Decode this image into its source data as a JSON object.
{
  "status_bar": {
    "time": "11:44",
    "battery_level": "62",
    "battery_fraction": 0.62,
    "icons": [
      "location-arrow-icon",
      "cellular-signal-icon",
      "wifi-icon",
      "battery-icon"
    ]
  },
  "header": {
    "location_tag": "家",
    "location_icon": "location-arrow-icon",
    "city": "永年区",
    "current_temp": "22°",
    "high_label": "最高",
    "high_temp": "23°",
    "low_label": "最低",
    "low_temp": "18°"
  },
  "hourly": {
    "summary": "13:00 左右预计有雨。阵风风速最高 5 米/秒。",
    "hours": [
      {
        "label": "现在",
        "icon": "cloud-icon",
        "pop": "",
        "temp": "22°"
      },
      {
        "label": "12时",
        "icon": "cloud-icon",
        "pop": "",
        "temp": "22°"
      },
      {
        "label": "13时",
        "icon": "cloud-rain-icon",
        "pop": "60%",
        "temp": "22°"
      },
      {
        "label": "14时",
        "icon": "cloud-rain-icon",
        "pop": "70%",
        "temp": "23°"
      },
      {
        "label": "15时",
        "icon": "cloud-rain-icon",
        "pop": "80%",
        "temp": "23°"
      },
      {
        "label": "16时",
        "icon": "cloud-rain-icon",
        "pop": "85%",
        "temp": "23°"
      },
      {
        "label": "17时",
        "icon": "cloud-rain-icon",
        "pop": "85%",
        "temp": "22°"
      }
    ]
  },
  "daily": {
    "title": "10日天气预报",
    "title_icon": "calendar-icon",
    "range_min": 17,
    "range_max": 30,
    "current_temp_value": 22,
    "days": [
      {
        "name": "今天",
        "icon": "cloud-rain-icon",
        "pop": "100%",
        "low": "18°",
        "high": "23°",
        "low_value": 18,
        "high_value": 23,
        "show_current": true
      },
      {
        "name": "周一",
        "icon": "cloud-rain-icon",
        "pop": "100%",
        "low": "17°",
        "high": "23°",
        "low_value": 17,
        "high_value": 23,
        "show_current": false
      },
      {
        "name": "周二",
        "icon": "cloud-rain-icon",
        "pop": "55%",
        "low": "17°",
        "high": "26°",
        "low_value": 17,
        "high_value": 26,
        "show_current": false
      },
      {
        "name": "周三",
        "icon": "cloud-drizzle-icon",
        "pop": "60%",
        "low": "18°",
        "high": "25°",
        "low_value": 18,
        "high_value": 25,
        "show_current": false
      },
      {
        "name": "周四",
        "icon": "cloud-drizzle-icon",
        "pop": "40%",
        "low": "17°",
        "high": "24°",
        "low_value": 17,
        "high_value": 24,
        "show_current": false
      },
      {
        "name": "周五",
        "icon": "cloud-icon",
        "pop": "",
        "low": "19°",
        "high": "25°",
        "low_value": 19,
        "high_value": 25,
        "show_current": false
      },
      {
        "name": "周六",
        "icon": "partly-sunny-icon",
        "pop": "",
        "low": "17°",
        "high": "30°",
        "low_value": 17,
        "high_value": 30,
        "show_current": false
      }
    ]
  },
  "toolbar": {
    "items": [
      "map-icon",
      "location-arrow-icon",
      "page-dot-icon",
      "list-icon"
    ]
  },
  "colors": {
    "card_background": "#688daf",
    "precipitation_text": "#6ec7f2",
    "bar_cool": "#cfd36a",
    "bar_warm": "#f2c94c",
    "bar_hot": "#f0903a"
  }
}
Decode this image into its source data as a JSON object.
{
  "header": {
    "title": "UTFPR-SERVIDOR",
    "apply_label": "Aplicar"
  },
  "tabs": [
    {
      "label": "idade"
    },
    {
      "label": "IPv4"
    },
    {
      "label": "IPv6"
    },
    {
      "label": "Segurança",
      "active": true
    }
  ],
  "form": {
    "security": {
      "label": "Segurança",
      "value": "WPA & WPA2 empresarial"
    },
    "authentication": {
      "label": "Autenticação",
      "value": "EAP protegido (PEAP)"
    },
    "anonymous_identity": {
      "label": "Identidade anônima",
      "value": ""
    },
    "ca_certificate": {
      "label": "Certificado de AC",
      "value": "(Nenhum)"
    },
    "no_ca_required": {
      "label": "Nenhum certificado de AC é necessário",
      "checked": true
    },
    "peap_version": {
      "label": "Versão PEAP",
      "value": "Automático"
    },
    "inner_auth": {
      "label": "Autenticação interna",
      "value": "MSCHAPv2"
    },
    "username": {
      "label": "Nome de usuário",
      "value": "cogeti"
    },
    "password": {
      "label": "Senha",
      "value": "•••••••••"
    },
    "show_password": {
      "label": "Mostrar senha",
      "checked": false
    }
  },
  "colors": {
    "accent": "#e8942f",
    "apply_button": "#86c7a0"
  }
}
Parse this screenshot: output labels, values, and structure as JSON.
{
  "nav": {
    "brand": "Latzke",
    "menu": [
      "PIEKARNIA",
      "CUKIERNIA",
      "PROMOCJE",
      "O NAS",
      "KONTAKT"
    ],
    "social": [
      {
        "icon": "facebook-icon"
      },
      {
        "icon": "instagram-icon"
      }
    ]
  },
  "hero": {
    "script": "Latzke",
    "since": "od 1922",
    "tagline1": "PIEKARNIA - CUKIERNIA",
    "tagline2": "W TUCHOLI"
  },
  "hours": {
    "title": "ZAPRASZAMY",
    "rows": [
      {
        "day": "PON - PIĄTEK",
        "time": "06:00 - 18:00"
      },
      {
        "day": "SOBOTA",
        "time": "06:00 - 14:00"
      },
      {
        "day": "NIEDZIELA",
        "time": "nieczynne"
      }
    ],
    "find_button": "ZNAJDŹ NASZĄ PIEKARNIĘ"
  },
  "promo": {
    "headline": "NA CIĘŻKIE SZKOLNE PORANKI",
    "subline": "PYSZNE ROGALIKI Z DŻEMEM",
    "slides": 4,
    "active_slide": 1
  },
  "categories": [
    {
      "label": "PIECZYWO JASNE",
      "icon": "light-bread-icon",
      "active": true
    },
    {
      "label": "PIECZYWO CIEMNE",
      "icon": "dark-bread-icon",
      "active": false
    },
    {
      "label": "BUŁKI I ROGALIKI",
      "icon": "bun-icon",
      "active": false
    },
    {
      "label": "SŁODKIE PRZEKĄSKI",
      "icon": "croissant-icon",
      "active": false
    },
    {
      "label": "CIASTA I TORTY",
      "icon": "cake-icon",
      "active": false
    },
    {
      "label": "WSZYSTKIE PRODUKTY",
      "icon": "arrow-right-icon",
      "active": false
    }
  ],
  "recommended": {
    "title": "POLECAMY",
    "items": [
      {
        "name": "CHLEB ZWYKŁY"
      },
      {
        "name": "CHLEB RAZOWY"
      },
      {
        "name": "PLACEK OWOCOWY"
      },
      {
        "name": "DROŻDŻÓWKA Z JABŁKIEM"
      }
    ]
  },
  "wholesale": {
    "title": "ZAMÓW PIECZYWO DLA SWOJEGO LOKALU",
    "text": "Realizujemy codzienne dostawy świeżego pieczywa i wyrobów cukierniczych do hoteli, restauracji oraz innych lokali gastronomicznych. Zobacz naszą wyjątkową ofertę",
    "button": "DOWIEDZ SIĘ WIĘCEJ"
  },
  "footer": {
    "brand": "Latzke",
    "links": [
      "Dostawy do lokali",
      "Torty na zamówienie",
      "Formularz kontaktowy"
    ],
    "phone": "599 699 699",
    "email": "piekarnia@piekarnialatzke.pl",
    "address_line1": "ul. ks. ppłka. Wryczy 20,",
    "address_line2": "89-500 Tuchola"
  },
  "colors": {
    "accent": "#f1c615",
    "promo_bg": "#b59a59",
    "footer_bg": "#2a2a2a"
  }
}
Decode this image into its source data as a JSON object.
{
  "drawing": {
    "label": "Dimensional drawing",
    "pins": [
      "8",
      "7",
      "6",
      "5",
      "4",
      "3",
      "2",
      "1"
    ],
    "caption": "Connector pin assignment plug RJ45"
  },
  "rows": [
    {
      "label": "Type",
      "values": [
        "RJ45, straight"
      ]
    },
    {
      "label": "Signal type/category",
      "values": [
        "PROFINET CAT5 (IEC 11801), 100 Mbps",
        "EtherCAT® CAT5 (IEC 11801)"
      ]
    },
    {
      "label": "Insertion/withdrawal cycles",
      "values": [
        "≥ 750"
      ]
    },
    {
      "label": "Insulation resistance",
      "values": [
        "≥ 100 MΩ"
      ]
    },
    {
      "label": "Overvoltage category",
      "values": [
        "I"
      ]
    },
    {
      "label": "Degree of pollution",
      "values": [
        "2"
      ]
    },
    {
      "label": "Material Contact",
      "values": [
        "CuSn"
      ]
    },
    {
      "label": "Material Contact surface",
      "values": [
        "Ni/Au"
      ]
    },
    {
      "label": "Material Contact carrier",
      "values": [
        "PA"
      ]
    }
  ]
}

Given problem
Collect each line of the entries that has the word "ROGALIKI", copying it in full.

Solution to the problem
    "subline": "PYSZNE ROGALIKI Z DŻEMEM",
      "label": "BUŁKI I ROGALIKI",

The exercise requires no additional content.